Source material:
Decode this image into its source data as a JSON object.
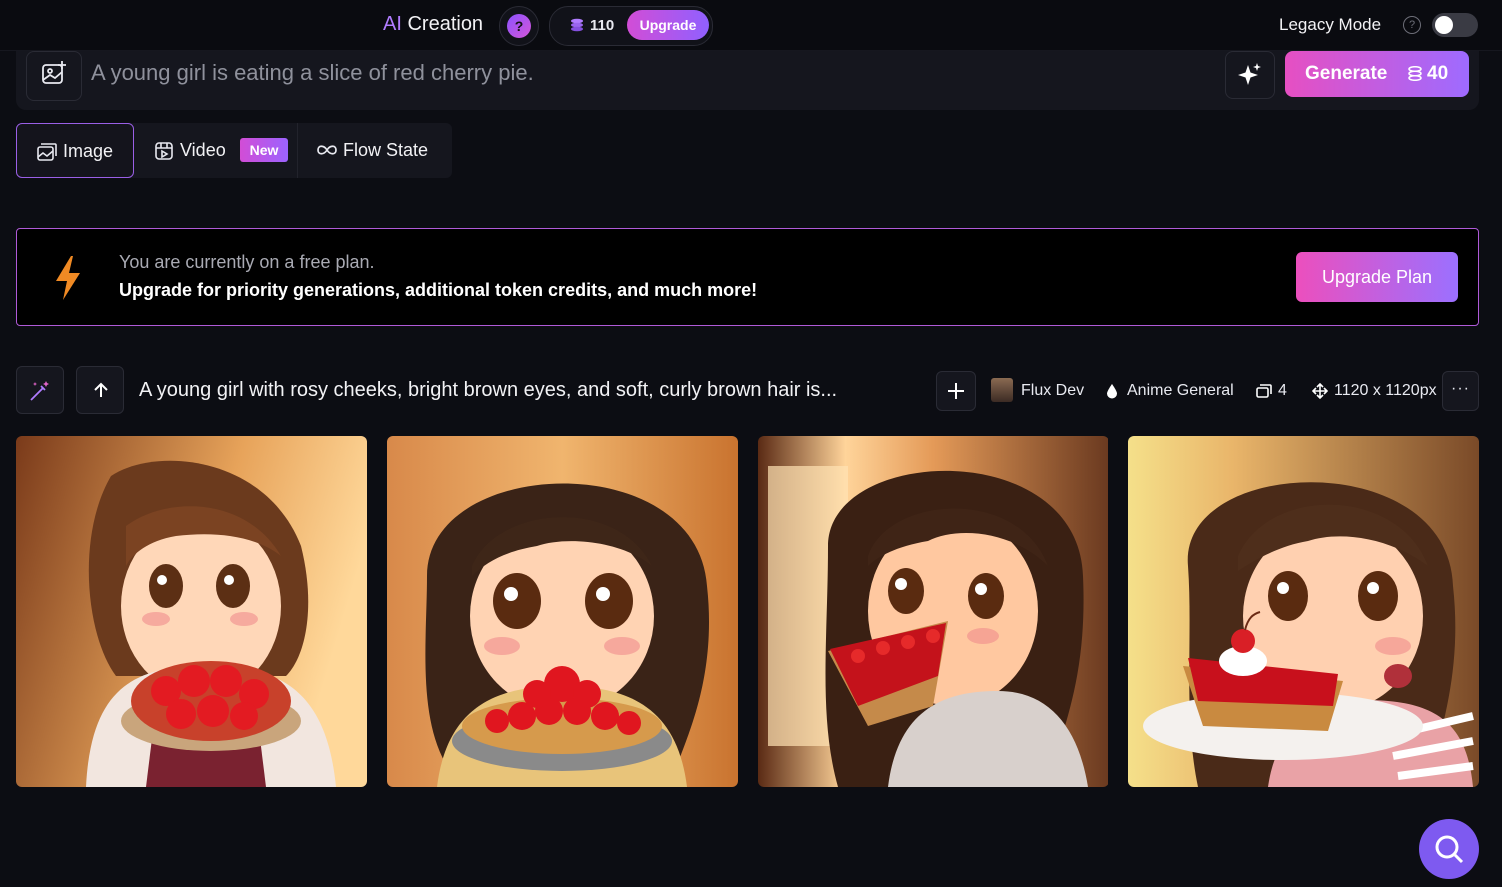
{
  "header": {
    "title_ai": "AI",
    "title_rest": " Creation",
    "help_label": "?",
    "credits": "110",
    "upgrade_label": "Upgrade",
    "legacy_label": "Legacy Mode",
    "legacy_help": "?",
    "legacy_enabled": false
  },
  "prompt_bar": {
    "prompt_text": "A young girl is eating a slice of red cherry pie.",
    "generate_label": "Generate",
    "generate_cost": "40"
  },
  "tabs": [
    {
      "label": "Image",
      "active": true
    },
    {
      "label": "Video",
      "badge": "New"
    },
    {
      "label": "Flow State"
    }
  ],
  "banner": {
    "line1": "You are currently on a free plan.",
    "line2": "Upgrade for priority generations, additional token credits, and much more!",
    "button": "Upgrade Plan"
  },
  "generation": {
    "prompt": "A young girl with rosy cheeks, bright brown eyes, and soft, curly brown hair is...",
    "model": "Flux Dev",
    "style": "Anime General",
    "count": "4",
    "size": "1120 x 1120px",
    "more": "···"
  },
  "images": [
    {
      "alt": "Anime girl eating whole cherry pie"
    },
    {
      "alt": "Anime girl holding cherry pie"
    },
    {
      "alt": "Anime girl biting cherry pie slice"
    },
    {
      "alt": "Anime girl with cherry pie slice on plate"
    }
  ],
  "colors": {
    "accent": "#9c63ff",
    "brand_pink": "#e64fc2",
    "background": "#0c0d13"
  }
}
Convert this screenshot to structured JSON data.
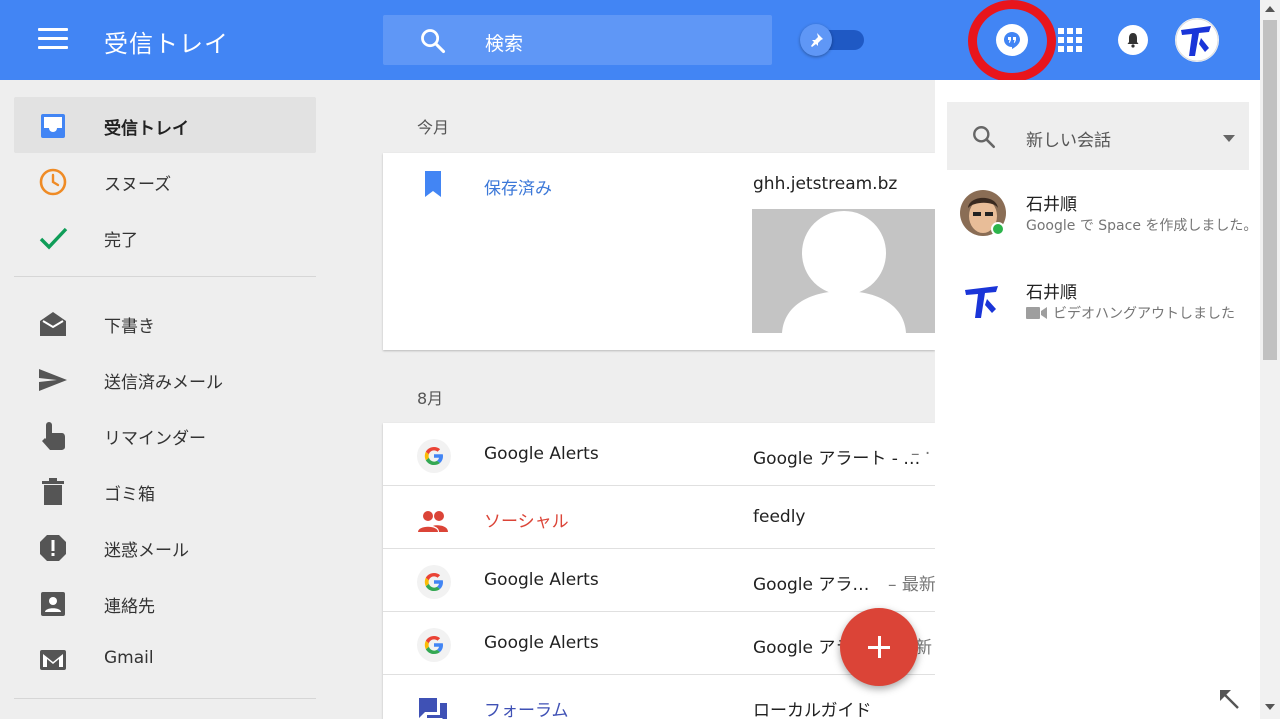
{
  "header": {
    "title": "受信トレイ",
    "search_placeholder": "検索"
  },
  "sidebar": {
    "items": [
      {
        "label": "受信トレイ"
      },
      {
        "label": "スヌーズ"
      },
      {
        "label": "完了"
      },
      {
        "label": "下書き"
      },
      {
        "label": "送信済みメール"
      },
      {
        "label": "リマインダー"
      },
      {
        "label": "ゴミ箱"
      },
      {
        "label": "迷惑メール"
      },
      {
        "label": "連絡先"
      },
      {
        "label": "Gmail"
      }
    ]
  },
  "main": {
    "sections": [
      {
        "label": "今月",
        "rows": [
          {
            "sender": "保存済み",
            "subject": "ghh.jetstream.bz",
            "snippet": ""
          }
        ]
      },
      {
        "label": "8月",
        "rows": [
          {
            "sender": "Google Alerts",
            "subject": "Google アラート - …",
            "snippet": " – ·"
          },
          {
            "sender": "ソーシャル",
            "subject": "feedly",
            "snippet": ""
          },
          {
            "sender": "Google Alerts",
            "subject": "Google アラ…",
            "snippet": "– 最新"
          },
          {
            "sender": "Google Alerts",
            "subject": "Google アラ",
            "snippet": "最新"
          },
          {
            "sender": "フォーラム",
            "subject": "ローカルガイド",
            "snippet": ""
          }
        ]
      }
    ]
  },
  "hangouts": {
    "new_conversation_label": "新しい会話",
    "conversations": [
      {
        "name": "石井順",
        "preview": "Google で Space を作成しました。"
      },
      {
        "name": "石井順",
        "preview": "ビデオハングアウトしました"
      }
    ]
  },
  "colors": {
    "header": "#4285f4",
    "accent_red": "#db4437",
    "link_blue": "#3c78d8",
    "online_green": "#2cb44b",
    "highlight_ring": "#e8151c"
  }
}
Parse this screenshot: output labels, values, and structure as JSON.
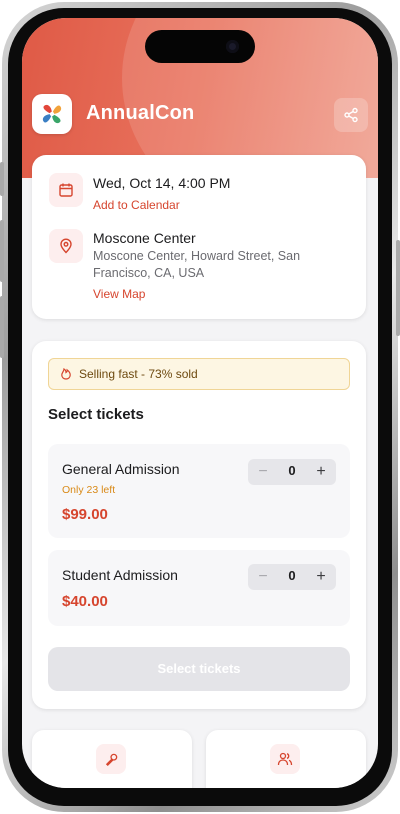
{
  "app": {
    "title": "AnnualCon"
  },
  "event": {
    "date": "Wed, Oct 14, 4:00 PM",
    "add_calendar": "Add to Calendar",
    "venue": "Moscone Center",
    "address": "Moscone Center, Howard Street, San Francisco, CA, USA",
    "view_map": "View Map"
  },
  "tickets": {
    "alert": "Selling fast - 73% sold",
    "sold_fraction": 0.73,
    "heading": "Select tickets",
    "items": [
      {
        "name": "General Admission",
        "availability": "Only 23 left",
        "price": "$99.00",
        "qty": "0"
      },
      {
        "name": "Student Admission",
        "availability": "",
        "price": "$40.00",
        "qty": "0"
      }
    ],
    "minus": "−",
    "plus": "+",
    "cta": "Select tickets"
  },
  "colors": {
    "accent": "#d6452e",
    "header": "#df5a46",
    "warning_bg": "#fdf6e3",
    "warning_text": "#6e4a10",
    "availability": "#d98a18"
  },
  "icons": {
    "share": "share-icon",
    "calendar": "calendar-icon",
    "location": "map-pin-icon",
    "fire": "flame-icon",
    "speaker": "microphone-icon",
    "attendees": "users-icon"
  }
}
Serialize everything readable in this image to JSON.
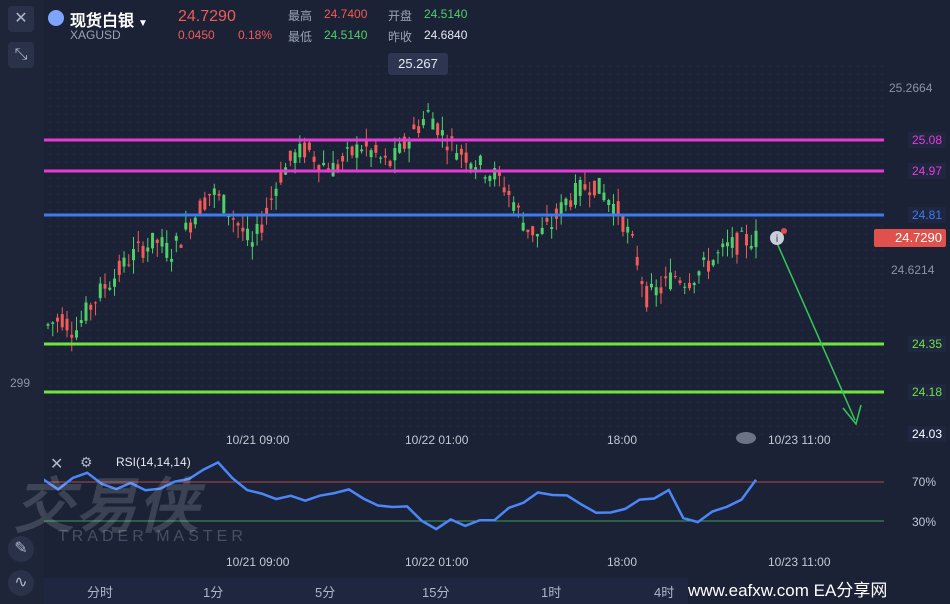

Exercise goal: Using the listing above, pick out each line that contains the word "eating", then copy it.

Exercise result:
    "prompt_text": "A young girl is eating a slice of red cherry pie.",
      "alt": "Anime girl eating whole cherry pie"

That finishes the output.